** Dataset records **
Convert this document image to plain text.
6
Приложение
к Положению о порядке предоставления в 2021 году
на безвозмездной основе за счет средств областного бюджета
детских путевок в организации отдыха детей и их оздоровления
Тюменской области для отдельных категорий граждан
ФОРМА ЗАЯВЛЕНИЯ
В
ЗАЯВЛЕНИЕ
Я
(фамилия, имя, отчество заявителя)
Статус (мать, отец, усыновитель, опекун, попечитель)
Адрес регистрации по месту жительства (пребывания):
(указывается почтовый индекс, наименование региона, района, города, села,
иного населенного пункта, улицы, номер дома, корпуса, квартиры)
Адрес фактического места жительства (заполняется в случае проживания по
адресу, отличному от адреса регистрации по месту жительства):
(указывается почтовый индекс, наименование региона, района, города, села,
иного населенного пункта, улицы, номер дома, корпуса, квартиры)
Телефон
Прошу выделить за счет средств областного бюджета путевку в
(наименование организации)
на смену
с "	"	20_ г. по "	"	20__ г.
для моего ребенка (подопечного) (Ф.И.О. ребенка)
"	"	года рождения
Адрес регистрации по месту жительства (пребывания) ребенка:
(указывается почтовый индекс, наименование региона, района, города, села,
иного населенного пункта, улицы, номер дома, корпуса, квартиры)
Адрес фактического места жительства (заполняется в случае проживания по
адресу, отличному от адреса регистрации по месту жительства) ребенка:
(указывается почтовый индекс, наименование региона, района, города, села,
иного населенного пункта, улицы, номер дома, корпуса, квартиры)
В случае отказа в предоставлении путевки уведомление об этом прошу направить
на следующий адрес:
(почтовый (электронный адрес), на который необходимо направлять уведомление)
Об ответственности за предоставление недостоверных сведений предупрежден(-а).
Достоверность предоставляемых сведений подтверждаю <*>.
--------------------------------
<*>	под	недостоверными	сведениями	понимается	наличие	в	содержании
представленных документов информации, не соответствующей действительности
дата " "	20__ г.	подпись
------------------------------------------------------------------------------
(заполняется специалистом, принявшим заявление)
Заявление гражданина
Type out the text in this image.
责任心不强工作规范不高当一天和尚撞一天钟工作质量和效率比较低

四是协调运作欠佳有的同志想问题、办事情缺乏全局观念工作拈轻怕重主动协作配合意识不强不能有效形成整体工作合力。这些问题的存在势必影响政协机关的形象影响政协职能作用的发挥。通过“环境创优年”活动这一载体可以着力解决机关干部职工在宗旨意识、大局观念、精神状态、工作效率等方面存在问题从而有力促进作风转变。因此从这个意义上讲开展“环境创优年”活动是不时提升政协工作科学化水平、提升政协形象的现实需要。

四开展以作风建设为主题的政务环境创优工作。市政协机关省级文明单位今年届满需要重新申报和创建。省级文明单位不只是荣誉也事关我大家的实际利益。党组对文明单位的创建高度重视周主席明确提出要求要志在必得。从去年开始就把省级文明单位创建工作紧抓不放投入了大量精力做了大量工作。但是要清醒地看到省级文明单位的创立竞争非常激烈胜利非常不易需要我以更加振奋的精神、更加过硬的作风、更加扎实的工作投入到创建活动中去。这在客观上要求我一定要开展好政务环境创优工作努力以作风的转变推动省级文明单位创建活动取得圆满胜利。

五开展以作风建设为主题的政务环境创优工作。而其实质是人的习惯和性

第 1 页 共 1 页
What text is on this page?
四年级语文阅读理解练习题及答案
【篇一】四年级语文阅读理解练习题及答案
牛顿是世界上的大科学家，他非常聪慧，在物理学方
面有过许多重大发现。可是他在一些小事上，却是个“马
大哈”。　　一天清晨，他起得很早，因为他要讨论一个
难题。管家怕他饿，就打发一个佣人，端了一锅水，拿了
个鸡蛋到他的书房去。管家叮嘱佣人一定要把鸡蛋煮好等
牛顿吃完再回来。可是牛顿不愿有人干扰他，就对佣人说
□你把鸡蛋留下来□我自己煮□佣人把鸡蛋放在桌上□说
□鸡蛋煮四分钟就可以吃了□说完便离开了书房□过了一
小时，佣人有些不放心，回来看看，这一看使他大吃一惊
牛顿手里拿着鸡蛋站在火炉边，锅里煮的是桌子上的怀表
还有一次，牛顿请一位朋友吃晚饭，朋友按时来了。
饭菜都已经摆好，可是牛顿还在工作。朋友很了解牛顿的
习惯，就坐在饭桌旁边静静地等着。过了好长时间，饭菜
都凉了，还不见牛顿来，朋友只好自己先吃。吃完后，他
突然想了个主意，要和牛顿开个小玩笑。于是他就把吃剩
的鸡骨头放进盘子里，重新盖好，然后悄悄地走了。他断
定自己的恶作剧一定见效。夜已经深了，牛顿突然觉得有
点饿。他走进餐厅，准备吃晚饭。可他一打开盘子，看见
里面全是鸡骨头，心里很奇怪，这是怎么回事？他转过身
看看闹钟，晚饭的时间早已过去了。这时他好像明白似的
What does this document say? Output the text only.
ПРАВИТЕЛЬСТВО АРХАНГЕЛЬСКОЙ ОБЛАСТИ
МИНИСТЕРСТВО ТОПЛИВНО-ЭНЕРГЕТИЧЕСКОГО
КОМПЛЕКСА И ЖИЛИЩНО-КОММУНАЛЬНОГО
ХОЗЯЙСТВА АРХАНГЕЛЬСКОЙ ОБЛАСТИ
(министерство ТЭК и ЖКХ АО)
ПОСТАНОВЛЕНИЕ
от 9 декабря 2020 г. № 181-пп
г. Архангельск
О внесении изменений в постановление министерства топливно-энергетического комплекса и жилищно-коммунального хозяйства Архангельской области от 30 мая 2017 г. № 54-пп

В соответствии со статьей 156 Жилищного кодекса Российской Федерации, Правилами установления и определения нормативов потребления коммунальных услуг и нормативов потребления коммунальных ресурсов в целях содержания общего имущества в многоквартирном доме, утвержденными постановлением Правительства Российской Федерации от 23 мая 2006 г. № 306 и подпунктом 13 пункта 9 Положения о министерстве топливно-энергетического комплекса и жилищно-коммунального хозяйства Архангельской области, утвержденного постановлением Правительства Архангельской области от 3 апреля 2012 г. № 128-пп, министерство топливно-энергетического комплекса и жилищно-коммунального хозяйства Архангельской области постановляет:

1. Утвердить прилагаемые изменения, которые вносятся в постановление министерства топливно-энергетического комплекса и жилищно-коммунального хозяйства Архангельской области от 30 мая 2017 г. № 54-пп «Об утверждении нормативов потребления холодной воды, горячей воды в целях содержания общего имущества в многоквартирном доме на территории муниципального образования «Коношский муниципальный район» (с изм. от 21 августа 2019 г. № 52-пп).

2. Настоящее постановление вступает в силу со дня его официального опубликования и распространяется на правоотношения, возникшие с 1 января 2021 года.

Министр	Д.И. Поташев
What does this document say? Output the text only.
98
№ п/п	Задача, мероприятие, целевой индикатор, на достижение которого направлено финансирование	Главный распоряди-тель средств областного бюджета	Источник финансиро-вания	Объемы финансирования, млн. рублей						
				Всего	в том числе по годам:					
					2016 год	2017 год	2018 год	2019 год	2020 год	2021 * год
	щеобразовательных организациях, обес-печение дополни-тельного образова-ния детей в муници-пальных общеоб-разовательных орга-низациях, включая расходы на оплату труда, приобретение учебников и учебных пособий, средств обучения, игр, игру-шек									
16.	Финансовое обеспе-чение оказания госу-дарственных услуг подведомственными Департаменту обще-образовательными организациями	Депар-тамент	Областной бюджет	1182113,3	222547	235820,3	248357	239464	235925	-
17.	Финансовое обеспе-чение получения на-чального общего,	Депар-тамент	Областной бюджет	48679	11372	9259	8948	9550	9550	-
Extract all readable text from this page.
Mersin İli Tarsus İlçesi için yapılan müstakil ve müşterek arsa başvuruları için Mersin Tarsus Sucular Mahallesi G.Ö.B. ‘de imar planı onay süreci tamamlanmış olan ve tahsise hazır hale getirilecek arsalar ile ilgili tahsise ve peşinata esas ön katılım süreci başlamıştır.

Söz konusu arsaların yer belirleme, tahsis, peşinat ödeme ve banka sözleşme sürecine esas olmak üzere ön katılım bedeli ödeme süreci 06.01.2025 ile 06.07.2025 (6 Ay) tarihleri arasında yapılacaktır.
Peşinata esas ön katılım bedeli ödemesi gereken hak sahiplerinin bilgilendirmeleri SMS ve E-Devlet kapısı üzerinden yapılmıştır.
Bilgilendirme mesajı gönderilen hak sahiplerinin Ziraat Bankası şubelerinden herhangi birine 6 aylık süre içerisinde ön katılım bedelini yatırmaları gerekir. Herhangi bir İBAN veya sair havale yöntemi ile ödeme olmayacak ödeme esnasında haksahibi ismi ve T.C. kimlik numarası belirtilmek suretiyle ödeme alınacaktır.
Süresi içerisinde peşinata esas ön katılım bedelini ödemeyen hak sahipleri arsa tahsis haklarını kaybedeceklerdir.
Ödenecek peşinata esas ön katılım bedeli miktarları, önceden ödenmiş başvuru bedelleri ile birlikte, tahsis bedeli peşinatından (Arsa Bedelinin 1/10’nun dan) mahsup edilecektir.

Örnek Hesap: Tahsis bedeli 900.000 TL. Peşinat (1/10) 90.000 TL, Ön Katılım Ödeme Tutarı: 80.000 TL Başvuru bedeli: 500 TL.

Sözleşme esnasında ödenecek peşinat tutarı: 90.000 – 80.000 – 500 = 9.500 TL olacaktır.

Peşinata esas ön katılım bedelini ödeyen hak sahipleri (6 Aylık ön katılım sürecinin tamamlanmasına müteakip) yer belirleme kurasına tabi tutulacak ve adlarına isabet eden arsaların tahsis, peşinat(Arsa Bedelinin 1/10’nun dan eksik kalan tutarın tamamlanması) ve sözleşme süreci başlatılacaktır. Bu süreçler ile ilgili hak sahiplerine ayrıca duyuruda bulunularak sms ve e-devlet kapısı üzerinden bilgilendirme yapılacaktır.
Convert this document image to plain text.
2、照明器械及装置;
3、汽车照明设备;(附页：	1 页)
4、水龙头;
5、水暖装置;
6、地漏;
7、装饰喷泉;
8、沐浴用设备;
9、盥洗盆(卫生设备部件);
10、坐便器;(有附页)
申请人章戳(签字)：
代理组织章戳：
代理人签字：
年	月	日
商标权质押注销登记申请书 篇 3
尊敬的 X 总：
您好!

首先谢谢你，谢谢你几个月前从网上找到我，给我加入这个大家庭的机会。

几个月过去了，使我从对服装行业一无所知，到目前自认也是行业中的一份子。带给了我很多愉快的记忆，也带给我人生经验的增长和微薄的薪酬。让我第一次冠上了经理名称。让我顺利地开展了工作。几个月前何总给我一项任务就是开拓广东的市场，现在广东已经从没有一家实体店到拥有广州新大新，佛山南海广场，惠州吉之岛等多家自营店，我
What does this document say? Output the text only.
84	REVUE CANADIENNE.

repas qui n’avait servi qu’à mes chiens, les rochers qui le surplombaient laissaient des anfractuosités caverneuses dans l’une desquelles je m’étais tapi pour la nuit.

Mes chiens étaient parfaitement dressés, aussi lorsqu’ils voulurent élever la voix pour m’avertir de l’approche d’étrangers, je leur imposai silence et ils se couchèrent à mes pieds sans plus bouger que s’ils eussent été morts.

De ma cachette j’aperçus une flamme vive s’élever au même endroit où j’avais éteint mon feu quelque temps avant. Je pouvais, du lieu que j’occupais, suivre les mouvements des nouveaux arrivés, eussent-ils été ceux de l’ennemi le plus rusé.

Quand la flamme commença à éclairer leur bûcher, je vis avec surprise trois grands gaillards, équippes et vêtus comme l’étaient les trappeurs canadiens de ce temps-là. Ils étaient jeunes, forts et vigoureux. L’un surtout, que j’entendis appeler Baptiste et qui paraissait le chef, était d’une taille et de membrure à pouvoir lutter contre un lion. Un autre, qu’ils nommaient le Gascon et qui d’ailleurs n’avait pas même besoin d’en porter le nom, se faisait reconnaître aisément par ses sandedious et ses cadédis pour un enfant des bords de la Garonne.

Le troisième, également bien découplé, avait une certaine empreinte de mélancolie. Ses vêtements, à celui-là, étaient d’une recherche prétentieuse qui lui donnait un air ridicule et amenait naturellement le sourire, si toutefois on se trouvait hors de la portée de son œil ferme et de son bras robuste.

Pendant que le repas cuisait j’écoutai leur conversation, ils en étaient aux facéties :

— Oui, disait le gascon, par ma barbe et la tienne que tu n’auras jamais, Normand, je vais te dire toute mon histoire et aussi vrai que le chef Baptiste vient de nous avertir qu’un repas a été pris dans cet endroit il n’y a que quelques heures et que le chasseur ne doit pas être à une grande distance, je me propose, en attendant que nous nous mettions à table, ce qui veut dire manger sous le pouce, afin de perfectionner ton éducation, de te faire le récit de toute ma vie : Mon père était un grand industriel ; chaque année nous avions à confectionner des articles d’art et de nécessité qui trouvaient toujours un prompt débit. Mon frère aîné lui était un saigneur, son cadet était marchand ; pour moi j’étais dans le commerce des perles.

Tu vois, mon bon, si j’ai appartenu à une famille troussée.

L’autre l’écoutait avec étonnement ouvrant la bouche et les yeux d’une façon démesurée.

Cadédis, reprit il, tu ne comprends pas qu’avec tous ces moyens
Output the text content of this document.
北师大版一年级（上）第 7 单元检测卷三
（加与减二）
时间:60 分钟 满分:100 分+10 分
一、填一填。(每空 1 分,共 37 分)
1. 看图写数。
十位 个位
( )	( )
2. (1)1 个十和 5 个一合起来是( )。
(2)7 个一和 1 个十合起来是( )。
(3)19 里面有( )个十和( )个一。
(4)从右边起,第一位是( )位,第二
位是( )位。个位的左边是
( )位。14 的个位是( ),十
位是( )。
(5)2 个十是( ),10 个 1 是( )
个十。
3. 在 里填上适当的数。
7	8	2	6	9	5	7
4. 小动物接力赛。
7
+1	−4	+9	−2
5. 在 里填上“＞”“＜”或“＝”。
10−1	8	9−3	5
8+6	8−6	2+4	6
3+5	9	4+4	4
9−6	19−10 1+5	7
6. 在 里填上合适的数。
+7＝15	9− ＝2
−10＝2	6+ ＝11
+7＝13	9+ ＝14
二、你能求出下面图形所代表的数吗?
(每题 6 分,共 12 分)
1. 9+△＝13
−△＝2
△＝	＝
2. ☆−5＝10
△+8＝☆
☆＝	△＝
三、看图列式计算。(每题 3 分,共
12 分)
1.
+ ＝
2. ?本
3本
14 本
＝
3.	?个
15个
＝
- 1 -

** Exercise instructions **
Scan the records above and report how many lines include the word "flamme", without any other text.

** Full output **
2